* start *

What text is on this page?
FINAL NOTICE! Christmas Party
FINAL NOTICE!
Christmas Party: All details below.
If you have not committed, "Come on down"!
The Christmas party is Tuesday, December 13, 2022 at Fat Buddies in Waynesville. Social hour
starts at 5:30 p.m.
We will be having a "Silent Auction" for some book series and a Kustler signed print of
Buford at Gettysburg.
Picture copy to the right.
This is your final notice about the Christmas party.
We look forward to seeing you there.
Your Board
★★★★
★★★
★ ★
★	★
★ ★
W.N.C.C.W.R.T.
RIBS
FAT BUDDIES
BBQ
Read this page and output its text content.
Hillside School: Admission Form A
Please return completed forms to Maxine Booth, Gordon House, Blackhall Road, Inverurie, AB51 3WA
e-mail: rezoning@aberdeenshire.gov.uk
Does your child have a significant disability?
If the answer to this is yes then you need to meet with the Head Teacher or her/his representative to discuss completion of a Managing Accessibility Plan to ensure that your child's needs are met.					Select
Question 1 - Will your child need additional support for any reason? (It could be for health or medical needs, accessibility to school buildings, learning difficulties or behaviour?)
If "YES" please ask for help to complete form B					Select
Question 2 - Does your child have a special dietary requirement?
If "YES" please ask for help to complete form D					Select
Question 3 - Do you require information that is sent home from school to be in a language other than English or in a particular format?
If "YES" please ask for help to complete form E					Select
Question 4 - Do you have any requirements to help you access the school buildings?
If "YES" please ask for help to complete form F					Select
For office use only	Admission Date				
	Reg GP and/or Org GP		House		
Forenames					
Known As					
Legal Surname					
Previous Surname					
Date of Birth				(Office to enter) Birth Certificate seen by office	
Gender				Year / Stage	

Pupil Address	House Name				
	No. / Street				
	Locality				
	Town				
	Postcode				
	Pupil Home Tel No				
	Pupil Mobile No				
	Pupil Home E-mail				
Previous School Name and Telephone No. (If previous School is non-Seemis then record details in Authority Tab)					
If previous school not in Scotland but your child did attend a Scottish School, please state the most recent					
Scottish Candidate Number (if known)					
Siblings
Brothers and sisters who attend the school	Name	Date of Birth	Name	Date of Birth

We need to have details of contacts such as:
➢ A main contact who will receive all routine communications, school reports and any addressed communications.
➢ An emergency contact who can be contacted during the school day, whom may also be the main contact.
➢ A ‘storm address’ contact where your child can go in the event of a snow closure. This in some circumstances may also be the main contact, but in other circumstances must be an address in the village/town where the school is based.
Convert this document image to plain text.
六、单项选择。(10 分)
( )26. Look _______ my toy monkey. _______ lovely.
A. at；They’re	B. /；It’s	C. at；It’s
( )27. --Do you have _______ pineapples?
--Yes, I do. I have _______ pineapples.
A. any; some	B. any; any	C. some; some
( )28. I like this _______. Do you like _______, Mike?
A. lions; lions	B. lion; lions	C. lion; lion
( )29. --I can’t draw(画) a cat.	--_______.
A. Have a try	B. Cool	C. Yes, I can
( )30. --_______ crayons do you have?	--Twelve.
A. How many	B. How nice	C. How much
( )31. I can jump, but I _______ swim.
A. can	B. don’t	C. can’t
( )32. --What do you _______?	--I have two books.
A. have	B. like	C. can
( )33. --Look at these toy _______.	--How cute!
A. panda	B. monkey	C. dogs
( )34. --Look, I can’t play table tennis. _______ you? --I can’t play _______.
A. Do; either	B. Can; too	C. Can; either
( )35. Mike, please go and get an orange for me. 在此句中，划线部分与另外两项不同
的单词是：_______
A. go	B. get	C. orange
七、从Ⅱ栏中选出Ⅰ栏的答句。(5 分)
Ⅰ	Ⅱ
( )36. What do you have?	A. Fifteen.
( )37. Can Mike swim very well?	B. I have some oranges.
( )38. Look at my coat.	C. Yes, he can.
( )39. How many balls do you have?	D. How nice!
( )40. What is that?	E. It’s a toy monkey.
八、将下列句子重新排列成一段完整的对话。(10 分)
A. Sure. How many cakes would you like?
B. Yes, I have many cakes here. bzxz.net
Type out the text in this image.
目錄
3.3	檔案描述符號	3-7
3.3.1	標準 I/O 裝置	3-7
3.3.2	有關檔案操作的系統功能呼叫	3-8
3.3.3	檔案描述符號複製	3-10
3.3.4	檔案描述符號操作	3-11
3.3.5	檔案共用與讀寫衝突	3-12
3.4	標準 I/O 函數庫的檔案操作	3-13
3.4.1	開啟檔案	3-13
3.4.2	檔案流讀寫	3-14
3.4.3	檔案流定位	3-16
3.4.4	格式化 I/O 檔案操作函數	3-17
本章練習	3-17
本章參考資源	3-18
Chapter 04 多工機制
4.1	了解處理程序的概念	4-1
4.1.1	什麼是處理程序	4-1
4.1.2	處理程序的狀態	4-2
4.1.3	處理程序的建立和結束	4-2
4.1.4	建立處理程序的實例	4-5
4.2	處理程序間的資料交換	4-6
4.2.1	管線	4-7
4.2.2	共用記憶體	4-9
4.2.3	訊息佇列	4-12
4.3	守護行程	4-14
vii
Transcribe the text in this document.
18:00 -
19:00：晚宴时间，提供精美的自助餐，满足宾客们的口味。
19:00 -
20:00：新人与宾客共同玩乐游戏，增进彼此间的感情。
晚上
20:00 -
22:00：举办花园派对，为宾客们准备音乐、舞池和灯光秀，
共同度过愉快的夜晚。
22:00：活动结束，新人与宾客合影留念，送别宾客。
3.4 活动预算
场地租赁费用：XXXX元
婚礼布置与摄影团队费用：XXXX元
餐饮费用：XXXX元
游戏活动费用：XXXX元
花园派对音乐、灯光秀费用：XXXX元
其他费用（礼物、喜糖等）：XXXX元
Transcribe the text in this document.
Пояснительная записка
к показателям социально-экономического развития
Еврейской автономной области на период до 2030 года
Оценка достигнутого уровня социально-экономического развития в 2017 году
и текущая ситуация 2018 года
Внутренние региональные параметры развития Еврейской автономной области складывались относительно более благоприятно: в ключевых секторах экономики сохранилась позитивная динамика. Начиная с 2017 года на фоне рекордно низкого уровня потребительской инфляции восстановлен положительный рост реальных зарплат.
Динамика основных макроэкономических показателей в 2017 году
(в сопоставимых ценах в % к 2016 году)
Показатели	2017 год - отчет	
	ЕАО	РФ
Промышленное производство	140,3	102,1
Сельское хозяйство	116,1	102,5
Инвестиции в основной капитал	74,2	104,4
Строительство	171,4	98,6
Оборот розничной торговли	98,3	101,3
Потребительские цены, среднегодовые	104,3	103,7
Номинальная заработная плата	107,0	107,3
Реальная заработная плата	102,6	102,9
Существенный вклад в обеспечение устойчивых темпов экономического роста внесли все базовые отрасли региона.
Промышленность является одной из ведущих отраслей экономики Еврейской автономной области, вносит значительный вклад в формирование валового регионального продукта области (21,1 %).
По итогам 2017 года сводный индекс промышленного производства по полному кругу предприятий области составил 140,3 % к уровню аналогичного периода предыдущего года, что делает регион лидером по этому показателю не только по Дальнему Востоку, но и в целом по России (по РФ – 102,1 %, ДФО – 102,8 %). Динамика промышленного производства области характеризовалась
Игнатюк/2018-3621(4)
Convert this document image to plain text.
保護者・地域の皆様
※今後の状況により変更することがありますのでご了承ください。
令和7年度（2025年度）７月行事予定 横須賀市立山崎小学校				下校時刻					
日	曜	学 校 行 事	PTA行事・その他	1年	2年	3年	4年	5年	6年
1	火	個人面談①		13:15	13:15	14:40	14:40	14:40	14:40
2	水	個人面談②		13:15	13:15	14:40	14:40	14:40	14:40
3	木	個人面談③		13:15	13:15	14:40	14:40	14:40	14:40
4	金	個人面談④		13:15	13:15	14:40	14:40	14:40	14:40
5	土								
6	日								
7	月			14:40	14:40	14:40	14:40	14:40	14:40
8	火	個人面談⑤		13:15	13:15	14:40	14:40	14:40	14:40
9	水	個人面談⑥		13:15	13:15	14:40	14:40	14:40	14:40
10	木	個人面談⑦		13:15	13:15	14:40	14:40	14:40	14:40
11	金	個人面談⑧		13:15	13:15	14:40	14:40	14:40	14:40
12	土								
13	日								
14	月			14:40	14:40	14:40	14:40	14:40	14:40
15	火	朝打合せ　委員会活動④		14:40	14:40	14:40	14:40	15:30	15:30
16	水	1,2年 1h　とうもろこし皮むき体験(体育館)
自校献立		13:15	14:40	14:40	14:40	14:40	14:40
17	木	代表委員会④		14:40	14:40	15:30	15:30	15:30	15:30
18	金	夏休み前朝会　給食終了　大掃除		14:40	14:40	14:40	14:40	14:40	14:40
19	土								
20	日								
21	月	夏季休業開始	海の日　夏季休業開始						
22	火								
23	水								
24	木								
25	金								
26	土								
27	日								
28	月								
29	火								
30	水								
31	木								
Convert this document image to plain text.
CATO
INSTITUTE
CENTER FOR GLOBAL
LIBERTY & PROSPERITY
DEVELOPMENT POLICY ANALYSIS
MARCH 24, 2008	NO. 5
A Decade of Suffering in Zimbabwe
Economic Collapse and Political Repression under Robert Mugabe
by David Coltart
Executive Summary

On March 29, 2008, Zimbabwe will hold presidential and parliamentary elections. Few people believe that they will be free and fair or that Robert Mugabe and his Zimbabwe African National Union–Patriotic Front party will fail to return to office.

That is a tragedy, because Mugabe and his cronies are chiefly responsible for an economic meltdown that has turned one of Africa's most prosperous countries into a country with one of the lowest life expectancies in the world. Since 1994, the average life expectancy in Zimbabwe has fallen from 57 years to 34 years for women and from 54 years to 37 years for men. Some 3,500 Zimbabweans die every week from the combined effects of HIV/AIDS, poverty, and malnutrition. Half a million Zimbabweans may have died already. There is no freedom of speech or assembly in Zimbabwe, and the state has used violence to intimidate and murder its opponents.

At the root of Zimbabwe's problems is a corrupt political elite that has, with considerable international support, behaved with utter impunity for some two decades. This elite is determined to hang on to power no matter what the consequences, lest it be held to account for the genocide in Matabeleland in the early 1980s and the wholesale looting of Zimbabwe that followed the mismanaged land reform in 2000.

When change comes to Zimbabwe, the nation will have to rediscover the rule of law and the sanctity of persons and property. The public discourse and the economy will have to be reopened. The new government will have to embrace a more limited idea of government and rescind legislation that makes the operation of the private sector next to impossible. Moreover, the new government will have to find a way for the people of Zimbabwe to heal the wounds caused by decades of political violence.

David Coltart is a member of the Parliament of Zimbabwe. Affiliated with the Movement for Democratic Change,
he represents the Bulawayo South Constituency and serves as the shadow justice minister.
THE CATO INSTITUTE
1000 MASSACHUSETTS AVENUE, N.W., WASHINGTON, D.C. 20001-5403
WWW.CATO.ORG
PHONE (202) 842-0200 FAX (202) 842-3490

* end *

▸ **BRIEF**
Which lines hold the string "развития"? Copy all of them from the data above.

▸ **CORRECT RESPONSE**
к показателям социально-экономического развития
Оценка достигнутого уровня социально-экономического развития в 2017 году
Внутренние региональные параметры развития Еврейской автономной области складывались относительно более благоприятно: в ключевых секторах экономики сохранилась позитивная динамика. Начиная с 2017 года на фоне рекордно низкого уровня потребительской инфляции восстановлен положительный рост реальных зарплат.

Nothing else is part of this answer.